[BEGIN]

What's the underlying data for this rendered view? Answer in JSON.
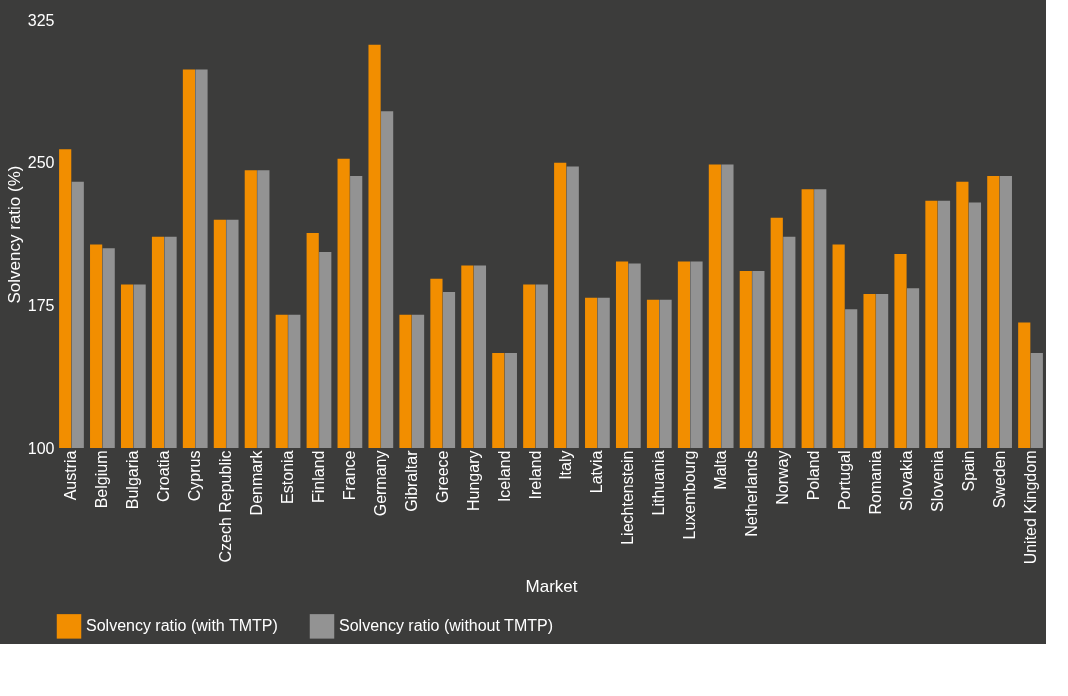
{
  "chart_data": {
    "type": "bar",
    "xlabel": "Market",
    "ylabel": "Solvency ratio (%)",
    "categories": [
      "Austria",
      "Belgium",
      "Bulgaria",
      "Croatia",
      "Cyprus",
      "Czech Republic",
      "Denmark",
      "Estonia",
      "Finland",
      "France",
      "Germany",
      "Gibraltar",
      "Greece",
      "Hungary",
      "Iceland",
      "Ireland",
      "Italy",
      "Latvia",
      "Liechtenstein",
      "Lithuania",
      "Luxembourg",
      "Malta",
      "Netherlands",
      "Norway",
      "Poland",
      "Portugal",
      "Romania",
      "Slovakia",
      "Slovenia",
      "Spain",
      "Sweden",
      "United Kingdom"
    ],
    "series": [
      {
        "name": "Solvency ratio (with TMTP)",
        "color": "#f28e00",
        "values": [
          257,
          207,
          186,
          211,
          299,
          220,
          246,
          170,
          213,
          252,
          312,
          170,
          189,
          196,
          150,
          186,
          250,
          179,
          198,
          178,
          198,
          249,
          193,
          221,
          236,
          207,
          181,
          202,
          230,
          240,
          243,
          166
        ]
      },
      {
        "name": "Solvency ratio (without TMTP)",
        "color": "#939393",
        "values": [
          240,
          205,
          186,
          211,
          299,
          220,
          246,
          170,
          203,
          243,
          277,
          170,
          182,
          196,
          150,
          186,
          248,
          179,
          197,
          178,
          198,
          249,
          193,
          211,
          236,
          173,
          181,
          184,
          230,
          229,
          243,
          150
        ]
      }
    ],
    "ylim": [
      100,
      325
    ],
    "yticks": [
      100,
      175,
      250,
      325
    ],
    "grid": false,
    "legend": "bottom"
  }
}
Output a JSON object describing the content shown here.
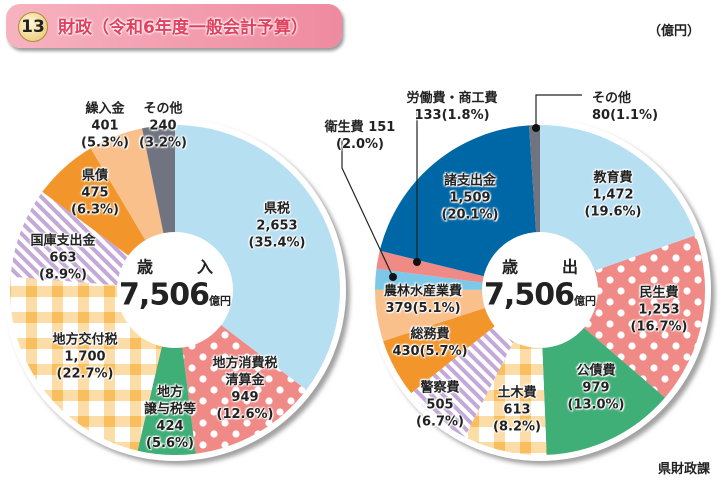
{
  "header": {
    "number": "13",
    "title": "財政（令和6年度一般会計予算）",
    "unit": "（億円）"
  },
  "source": "県財政課",
  "chart_data": [
    {
      "type": "pie",
      "title": "歳　入",
      "total": "7,506",
      "total_unit": "億円",
      "start": "top, clockwise",
      "slices": [
        {
          "label": "県税",
          "value": 2653,
          "percent": 35.4,
          "color": "#b7dff2",
          "pattern": "solid"
        },
        {
          "label": "地方消費税清算金",
          "value": 949,
          "percent": 12.6,
          "color": "#f08a86",
          "pattern": "dots"
        },
        {
          "label": "地方譲与税等",
          "value": 424,
          "percent": 5.6,
          "color": "#3fae77",
          "pattern": "solid"
        },
        {
          "label": "地方交付税",
          "value": 1700,
          "percent": 22.7,
          "color": "#f9bf5e",
          "pattern": "check"
        },
        {
          "label": "国庫支出金",
          "value": 663,
          "percent": 8.9,
          "color": "#c4a9d8",
          "pattern": "stripes"
        },
        {
          "label": "県債",
          "value": 475,
          "percent": 6.3,
          "color": "#f2962c",
          "pattern": "solid"
        },
        {
          "label": "繰入金",
          "value": 401,
          "percent": 5.3,
          "color": "#f9c08c",
          "pattern": "solid"
        },
        {
          "label": "その他",
          "value": 240,
          "percent": 3.2,
          "color": "#6f7480",
          "pattern": "solid"
        }
      ]
    },
    {
      "type": "pie",
      "title": "歳　出",
      "total": "7,506",
      "total_unit": "億円",
      "start": "top, clockwise",
      "slices": [
        {
          "label": "教育費",
          "value": 1472,
          "percent": 19.6,
          "color": "#b7dff2",
          "pattern": "solid"
        },
        {
          "label": "民生費",
          "value": 1253,
          "percent": 16.7,
          "color": "#f08a86",
          "pattern": "dots"
        },
        {
          "label": "公債費",
          "value": 979,
          "percent": 13.0,
          "color": "#3fae77",
          "pattern": "solid"
        },
        {
          "label": "土木費",
          "value": 613,
          "percent": 8.2,
          "color": "#f9bf5e",
          "pattern": "check"
        },
        {
          "label": "警察費",
          "value": 505,
          "percent": 6.7,
          "color": "#c4a9d8",
          "pattern": "stripes"
        },
        {
          "label": "総務費",
          "value": 430,
          "percent": 5.7,
          "color": "#f2962c",
          "pattern": "solid"
        },
        {
          "label": "農林水産業費",
          "value": 379,
          "percent": 5.1,
          "color": "#f9c08c",
          "pattern": "solid"
        },
        {
          "label": "衛生費",
          "value": 151,
          "percent": 2.0,
          "color": "#7cc8e8",
          "pattern": "solid"
        },
        {
          "label": "労働費・商工費",
          "value": 133,
          "percent": 1.8,
          "color": "#f08a86",
          "pattern": "solid"
        },
        {
          "label": "諸支出金",
          "value": 1509,
          "percent": 20.1,
          "color": "#0067a6",
          "pattern": "solid"
        },
        {
          "label": "その他",
          "value": 80,
          "percent": 1.1,
          "color": "#6f7480",
          "pattern": "solid"
        }
      ]
    }
  ]
}
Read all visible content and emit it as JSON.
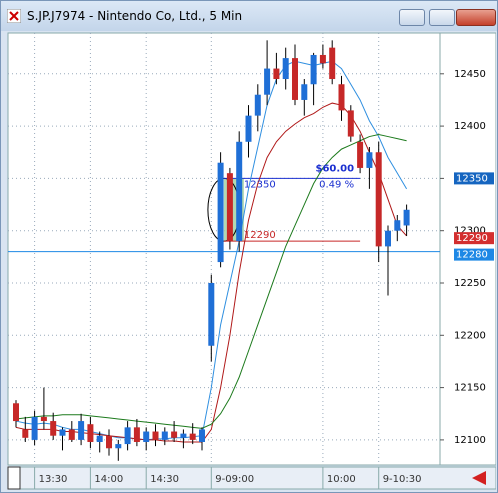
{
  "window": {
    "title": "S.JP.J7974 - Nintendo Co, Ltd., 5 Min"
  },
  "chart_data": {
    "type": "candlestick",
    "categories": [
      null,
      null,
      "13:30",
      null,
      null,
      null,
      null,
      null,
      "14:00",
      null,
      null,
      null,
      null,
      null,
      "14:30",
      null,
      null,
      null,
      null,
      null,
      null,
      "9-09:00",
      null,
      null,
      null,
      null,
      null,
      null,
      null,
      null,
      null,
      null,
      null,
      "10:00",
      null,
      null,
      null,
      null,
      null,
      "9-10:30",
      null,
      null,
      null
    ],
    "open": [
      12135,
      12110,
      12100,
      12122,
      12118,
      12104,
      12110,
      12100,
      12115,
      12098,
      12104,
      12092,
      12096,
      12112,
      12098,
      12108,
      12100,
      12108,
      12102,
      12106,
      12098,
      12190,
      12270,
      12355,
      12290,
      12385,
      12410,
      12430,
      12455,
      12445,
      12465,
      12425,
      12440,
      12468,
      12475,
      12440,
      12415,
      12385,
      12360,
      12375,
      12285,
      12300,
      12305
    ],
    "high": [
      12138,
      12122,
      12128,
      12150,
      12126,
      12112,
      12118,
      12125,
      12122,
      12108,
      12110,
      12100,
      12118,
      12120,
      12112,
      12115,
      12112,
      12118,
      12110,
      12116,
      12112,
      12258,
      12375,
      12360,
      12395,
      12420,
      12440,
      12482,
      12470,
      12475,
      12478,
      12445,
      12470,
      12478,
      12482,
      12448,
      12420,
      12392,
      12380,
      12385,
      12305,
      12315,
      12325
    ],
    "low": [
      12112,
      12098,
      12095,
      12110,
      12100,
      12090,
      12098,
      12095,
      12092,
      12088,
      12085,
      12080,
      12090,
      12094,
      12090,
      12094,
      12095,
      12098,
      12092,
      12096,
      12090,
      12175,
      12265,
      12282,
      12280,
      12370,
      12395,
      12420,
      12440,
      12435,
      12420,
      12410,
      12420,
      12455,
      12440,
      12405,
      12385,
      12355,
      12340,
      12270,
      12238,
      12290,
      12295
    ],
    "close": [
      12118,
      12102,
      12122,
      12118,
      12104,
      12110,
      12100,
      12118,
      12098,
      12104,
      12092,
      12096,
      12112,
      12098,
      12108,
      12100,
      12108,
      12102,
      12106,
      12100,
      12110,
      12250,
      12365,
      12290,
      12385,
      12410,
      12430,
      12455,
      12445,
      12465,
      12425,
      12440,
      12468,
      12460,
      12445,
      12415,
      12390,
      12360,
      12375,
      12285,
      12300,
      12310,
      12320
    ],
    "up_color": "#1f6fd6",
    "down_color": "#c62828",
    "series": [
      {
        "color": "#2f8fe0",
        "values": [
          12118,
          12116,
          12115,
          12116,
          12115,
          12112,
          12110,
          12110,
          12108,
          12106,
          12104,
          12102,
          12102,
          12101,
          12100,
          12101,
          12101,
          12102,
          12102,
          12103,
          12104,
          12150,
          12210,
          12250,
          12290,
          12340,
          12380,
          12420,
          12445,
          12458,
          12462,
          12460,
          12458,
          12460,
          12462,
          12455,
          12440,
          12425,
          12405,
          12390,
          12370,
          12355,
          12340
        ]
      },
      {
        "color": "#b01818",
        "values": [
          12112,
          12110,
          12110,
          12110,
          12110,
          12108,
          12108,
          12107,
          12106,
          12105,
          12104,
          12103,
          12102,
          12101,
          12100,
          12100,
          12099,
          12099,
          12098,
          12098,
          12098,
          12110,
          12150,
          12200,
          12260,
          12310,
          12345,
          12370,
          12385,
          12395,
          12402,
          12408,
          12412,
          12418,
          12422,
          12420,
          12410,
          12395,
          12375,
          12355,
          12330,
          12305,
          12295
        ]
      },
      {
        "color": "#1c7a1c",
        "values": [
          12120,
          12121,
          12122,
          12123,
          12123,
          12124,
          12124,
          12124,
          12123,
          12122,
          12121,
          12120,
          12119,
          12118,
          12117,
          12116,
          12115,
          12114,
          12113,
          12112,
          12111,
          12115,
          12125,
          12140,
          12160,
          12185,
          12210,
          12235,
          12260,
          12285,
          12305,
          12325,
          12345,
          12360,
          12370,
          12378,
          12382,
          12386,
          12390,
          12392,
          12390,
          12388,
          12386
        ]
      }
    ],
    "ylim": [
      12076,
      12489
    ],
    "yticks": [
      12100,
      12150,
      12200,
      12250,
      12300,
      12350,
      12400,
      12450
    ],
    "grid": true,
    "price_line": {
      "value": 12280,
      "color": "#1e88e5"
    },
    "markers": [
      {
        "value": 12350,
        "color": "#1565c0"
      },
      {
        "value": 12290,
        "color": "#d32f2f"
      },
      {
        "value": 12280,
        "color": "#1e88e5"
      }
    ],
    "ruler": {
      "from": 12350,
      "to": 12290,
      "start": 23,
      "end": 37,
      "amount_label": "$60.00",
      "percent_label": "0.49 %"
    }
  }
}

[END]

Given request
Select every line where the word "Solvency" occurs.

Written answer
    "ylabel": "Solvency ratio (%)",
        "name": "Solvency ratio (with TMTP)",
        "name": "Solvency ratio (without TMTP)",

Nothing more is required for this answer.